PROVIDED INFORMATION:
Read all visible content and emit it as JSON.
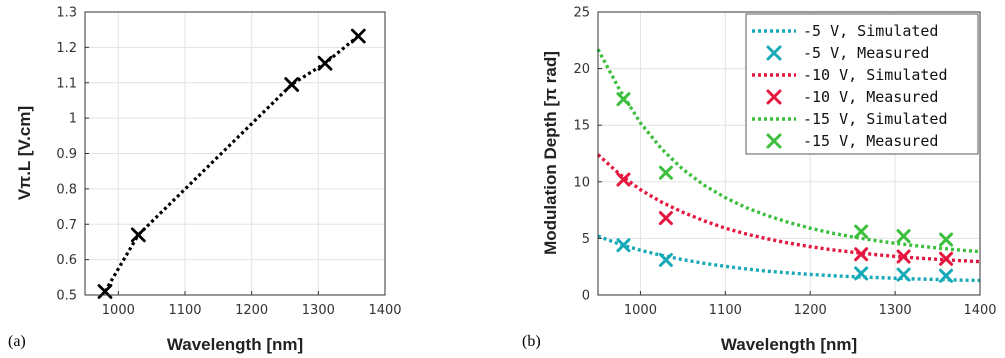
{
  "chart_data": [
    {
      "type": "line",
      "panel_label": "(a)",
      "xlabel": "Wavelength [nm]",
      "ylabel": "Vπ.L [V.cm]",
      "xlim": [
        950,
        1400
      ],
      "ylim": [
        0.5,
        1.3
      ],
      "xticks": [
        1000,
        1100,
        1200,
        1300,
        1400
      ],
      "yticks": [
        0.5,
        0.6,
        0.7,
        0.8,
        0.9,
        1,
        1.1,
        1.2,
        1.3
      ],
      "ytick_labels": [
        "0.5",
        "0.6",
        "0.7",
        "0.8",
        "0.9",
        "1",
        "1.1",
        "1.2",
        "1.3"
      ],
      "grid": true,
      "series": [
        {
          "color": "#000000",
          "line": "dotted",
          "marker": "x",
          "x": [
            980,
            1030,
            1260,
            1310,
            1360
          ],
          "y": [
            0.51,
            0.67,
            1.095,
            1.155,
            1.232
          ]
        }
      ]
    },
    {
      "type": "line",
      "panel_label": "(b)",
      "xlabel": "Wavelength [nm]",
      "ylabel": "Modulation Depth [π rad]",
      "xlim": [
        950,
        1400
      ],
      "ylim": [
        0,
        25
      ],
      "xticks": [
        1000,
        1100,
        1200,
        1300,
        1400
      ],
      "yticks": [
        0,
        5,
        10,
        15,
        20,
        25
      ],
      "grid": true,
      "legend_position": "top-right",
      "simulated_x": [
        950,
        975,
        1000,
        1025,
        1050,
        1075,
        1100,
        1125,
        1150,
        1175,
        1200,
        1225,
        1250,
        1275,
        1300,
        1325,
        1350,
        1375,
        1400
      ],
      "series": [
        {
          "name": "-5 V, Simulated",
          "color": "#16a9b8",
          "line": "dotted",
          "y": [
            5.2,
            4.5,
            3.95,
            3.5,
            3.12,
            2.8,
            2.53,
            2.3,
            2.1,
            1.95,
            1.82,
            1.71,
            1.62,
            1.55,
            1.48,
            1.42,
            1.37,
            1.32,
            1.28
          ]
        },
        {
          "name": "-5 V, Measured",
          "color": "#16a9b8",
          "marker": "x",
          "x": [
            980,
            1030,
            1260,
            1310,
            1360
          ],
          "y": [
            4.4,
            3.1,
            1.9,
            1.8,
            1.7
          ]
        },
        {
          "name": "-10 V, Simulated",
          "color": "#e5173f",
          "line": "dotted",
          "y": [
            12.4,
            10.7,
            9.3,
            8.2,
            7.3,
            6.55,
            5.9,
            5.38,
            4.95,
            4.58,
            4.27,
            4.0,
            3.78,
            3.58,
            3.41,
            3.27,
            3.15,
            3.04,
            2.95
          ]
        },
        {
          "name": "-10 V, Measured",
          "color": "#e5173f",
          "marker": "x",
          "x": [
            980,
            1030,
            1260,
            1310,
            1360
          ],
          "y": [
            10.2,
            6.8,
            3.6,
            3.4,
            3.2
          ]
        },
        {
          "name": "-15 V, Simulated",
          "color": "#3cbf3c",
          "line": "dotted",
          "y": [
            21.7,
            18.2,
            15.2,
            12.9,
            11.1,
            9.7,
            8.6,
            7.7,
            7.0,
            6.4,
            5.9,
            5.48,
            5.13,
            4.83,
            4.57,
            4.35,
            4.15,
            3.98,
            3.83
          ]
        },
        {
          "name": "-15 V, Measured",
          "color": "#3cbf3c",
          "marker": "x",
          "x": [
            980,
            1030,
            1260,
            1310,
            1360
          ],
          "y": [
            17.3,
            10.8,
            5.6,
            5.2,
            4.9
          ]
        }
      ]
    }
  ]
}
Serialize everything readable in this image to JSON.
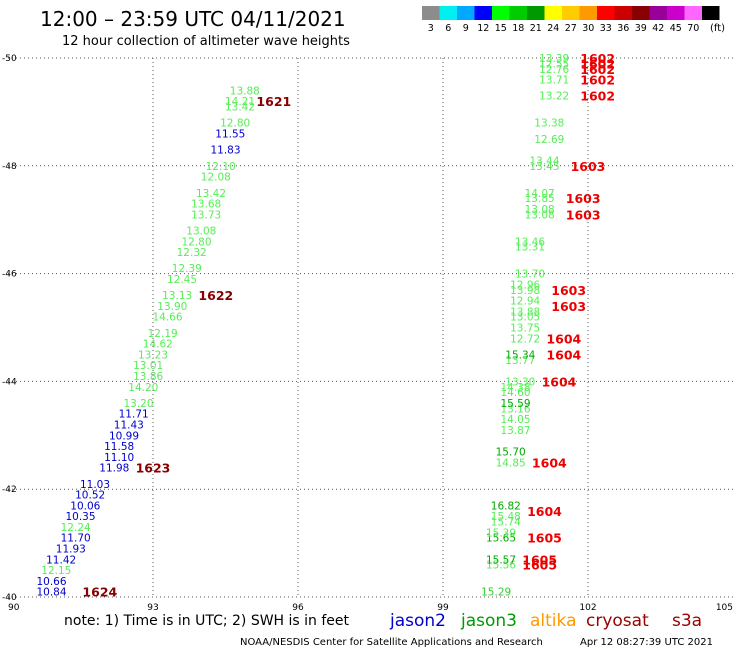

AIM OF THE EXERCISE: Retype the whole listing, keeping every line identical and omitting all pictures.

SOLUTION TO THIS TASK:
Read all visible content and emit it as JSON.
{
  "chart_data": [
    {
      "type": "line",
      "panel_label": "(a)",
      "xlabel": "Wavelength [nm]",
      "ylabel": "Vπ.L [V.cm]",
      "xlim": [
        950,
        1400
      ],
      "ylim": [
        0.5,
        1.3
      ],
      "xticks": [
        1000,
        1100,
        1200,
        1300,
        1400
      ],
      "yticks": [
        0.5,
        0.6,
        0.7,
        0.8,
        0.9,
        1,
        1.1,
        1.2,
        1.3
      ],
      "ytick_labels": [
        "0.5",
        "0.6",
        "0.7",
        "0.8",
        "0.9",
        "1",
        "1.1",
        "1.2",
        "1.3"
      ],
      "grid": true,
      "series": [
        {
          "color": "#000000",
          "line": "dotted",
          "marker": "x",
          "x": [
            980,
            1030,
            1260,
            1310,
            1360
          ],
          "y": [
            0.51,
            0.67,
            1.095,
            1.155,
            1.232
          ]
        }
      ]
    },
    {
      "type": "line",
      "panel_label": "(b)",
      "xlabel": "Wavelength [nm]",
      "ylabel": "Modulation Depth [π rad]",
      "xlim": [
        950,
        1400
      ],
      "ylim": [
        0,
        25
      ],
      "xticks": [
        1000,
        1100,
        1200,
        1300,
        1400
      ],
      "yticks": [
        0,
        5,
        10,
        15,
        20,
        25
      ],
      "grid": true,
      "legend_position": "top-right",
      "simulated_x": [
        950,
        975,
        1000,
        1025,
        1050,
        1075,
        1100,
        1125,
        1150,
        1175,
        1200,
        1225,
        1250,
        1275,
        1300,
        1325,
        1350,
        1375,
        1400
      ],
      "series": [
        {
          "name": "-5 V, Simulated",
          "color": "#16a9b8",
          "line": "dotted",
          "y": [
            5.2,
            4.5,
            3.95,
            3.5,
            3.12,
            2.8,
            2.53,
            2.3,
            2.1,
            1.95,
            1.82,
            1.71,
            1.62,
            1.55,
            1.48,
            1.42,
            1.37,
            1.32,
            1.28
          ]
        },
        {
          "name": "-5 V, Measured",
          "color": "#16a9b8",
          "marker": "x",
          "x": [
            980,
            1030,
            1260,
            1310,
            1360
          ],
          "y": [
            4.4,
            3.1,
            1.9,
            1.8,
            1.7
          ]
        },
        {
          "name": "-10 V, Simulated",
          "color": "#e5173f",
          "line": "dotted",
          "y": [
            12.4,
            10.7,
            9.3,
            8.2,
            7.3,
            6.55,
            5.9,
            5.38,
            4.95,
            4.58,
            4.27,
            4.0,
            3.78,
            3.58,
            3.41,
            3.27,
            3.15,
            3.04,
            2.95
          ]
        },
        {
          "name": "-10 V, Measured",
          "color": "#e5173f",
          "marker": "x",
          "x": [
            980,
            1030,
            1260,
            1310,
            1360
          ],
          "y": [
            10.2,
            6.8,
            3.6,
            3.4,
            3.2
          ]
        },
        {
          "name": "-15 V, Simulated",
          "color": "#3cbf3c",
          "line": "dotted",
          "y": [
            21.7,
            18.2,
            15.2,
            12.9,
            11.1,
            9.7,
            8.6,
            7.7,
            7.0,
            6.4,
            5.9,
            5.48,
            5.13,
            4.83,
            4.57,
            4.35,
            4.15,
            3.98,
            3.83
          ]
        },
        {
          "name": "-15 V, Measured",
          "color": "#3cbf3c",
          "marker": "x",
          "x": [
            980,
            1030,
            1260,
            1310,
            1360
          ],
          "y": [
            17.3,
            10.8,
            5.6,
            5.2,
            4.9
          ]
        }
      ]
    }
  ]
}
Serialize everything readable in this image to JSON.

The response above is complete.